§ **Task brief**
Transcribe the listing in full, excluding any pictures.

§ **Extracted entries**

▬▬▬▬▬▬

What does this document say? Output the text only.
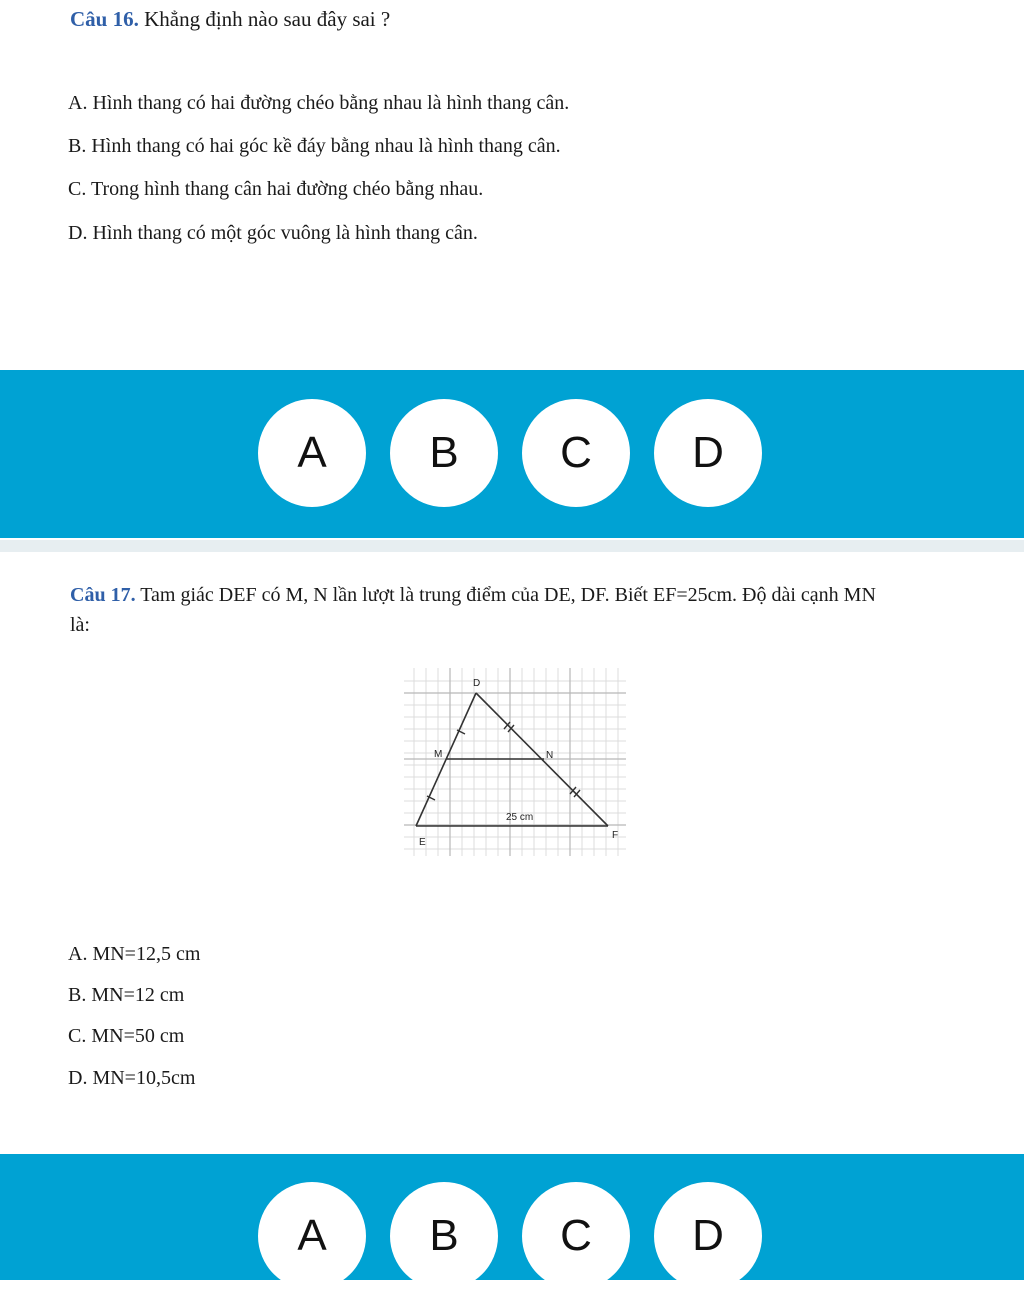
Câu 16. Khẳng định nào sau đây sai ?
A. Hình thang có hai đường chéo bằng nhau là hình thang cân.
B. Hình thang có hai góc kề đáy bằng nhau là hình thang cân.
C. Trong hình thang cân hai đường chéo bằng nhau.
D. Hình thang có một góc vuông là hình thang cân.
A	B	C	D
Câu 17. Tam giác DEF có M, N lần lượt là trung điểm của DE, DF. Biết EF=25cm. Độ dài cạnh MN
là:
D
M	N
E
F
25 cm
A. MN=12,5 cm
B. MN=12 cm
C. MN=50 cm
D. MN=10,5cm
A	B	C	D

▬▬▬▬▬▬

§ **Response below**
What does this document say? Output the text only.
Câu 16. Khẳng định nào sau đây sai ?
A. Hình thang có hai đường chéo bằng nhau là hình thang cân.
B. Hình thang có hai góc kề đáy bằng nhau là hình thang cân.
C. Trong hình thang cân hai đường chéo bằng nhau.
D. Hình thang có một góc vuông là hình thang cân.
A	B	C	D
Câu 17. Tam giác DEF có M, N lần lượt là trung điểm của DE, DF. Biết EF=25cm. Độ dài cạnh MN
là:
D
M	N
E
F
25 cm
A. MN=12,5 cm
B. MN=12 cm
C. MN=50 cm
D. MN=10,5cm
A	B	C	D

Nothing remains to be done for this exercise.